» Aim of the exercise: Count only the lines of the records that hold "是平行四边形", then give the number without any other words.
━━━ Data supplied
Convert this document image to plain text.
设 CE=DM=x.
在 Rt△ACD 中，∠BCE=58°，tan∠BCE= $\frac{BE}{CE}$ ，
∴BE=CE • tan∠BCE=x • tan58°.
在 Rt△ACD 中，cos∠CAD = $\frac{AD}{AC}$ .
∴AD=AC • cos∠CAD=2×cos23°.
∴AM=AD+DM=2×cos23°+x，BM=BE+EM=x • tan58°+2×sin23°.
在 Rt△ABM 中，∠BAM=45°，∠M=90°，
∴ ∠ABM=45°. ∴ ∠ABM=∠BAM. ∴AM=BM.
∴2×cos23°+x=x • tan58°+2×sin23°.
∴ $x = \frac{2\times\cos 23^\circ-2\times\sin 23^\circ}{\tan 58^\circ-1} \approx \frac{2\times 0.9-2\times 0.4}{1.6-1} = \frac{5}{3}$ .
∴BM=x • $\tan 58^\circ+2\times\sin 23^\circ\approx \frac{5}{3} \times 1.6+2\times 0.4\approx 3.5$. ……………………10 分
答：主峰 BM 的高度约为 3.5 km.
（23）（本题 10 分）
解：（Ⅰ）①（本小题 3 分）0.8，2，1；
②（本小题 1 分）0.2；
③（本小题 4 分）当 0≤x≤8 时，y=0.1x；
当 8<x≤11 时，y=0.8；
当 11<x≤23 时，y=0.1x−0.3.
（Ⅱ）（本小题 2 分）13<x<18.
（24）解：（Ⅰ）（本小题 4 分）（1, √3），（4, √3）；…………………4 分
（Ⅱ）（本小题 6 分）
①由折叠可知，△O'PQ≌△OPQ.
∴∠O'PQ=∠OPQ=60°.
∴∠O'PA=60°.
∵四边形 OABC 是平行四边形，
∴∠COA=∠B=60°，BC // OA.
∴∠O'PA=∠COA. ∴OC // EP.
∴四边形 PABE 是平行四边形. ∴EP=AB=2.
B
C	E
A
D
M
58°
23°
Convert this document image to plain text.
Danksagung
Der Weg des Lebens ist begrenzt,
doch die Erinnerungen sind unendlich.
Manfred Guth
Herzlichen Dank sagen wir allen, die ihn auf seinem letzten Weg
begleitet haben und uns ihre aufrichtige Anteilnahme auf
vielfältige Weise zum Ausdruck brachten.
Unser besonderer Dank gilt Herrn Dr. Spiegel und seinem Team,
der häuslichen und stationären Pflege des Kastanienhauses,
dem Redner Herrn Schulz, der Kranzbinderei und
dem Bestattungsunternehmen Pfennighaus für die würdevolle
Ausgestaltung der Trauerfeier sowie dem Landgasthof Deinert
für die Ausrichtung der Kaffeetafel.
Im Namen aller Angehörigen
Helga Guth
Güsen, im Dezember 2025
━━━━━━
» Completed exercise: 2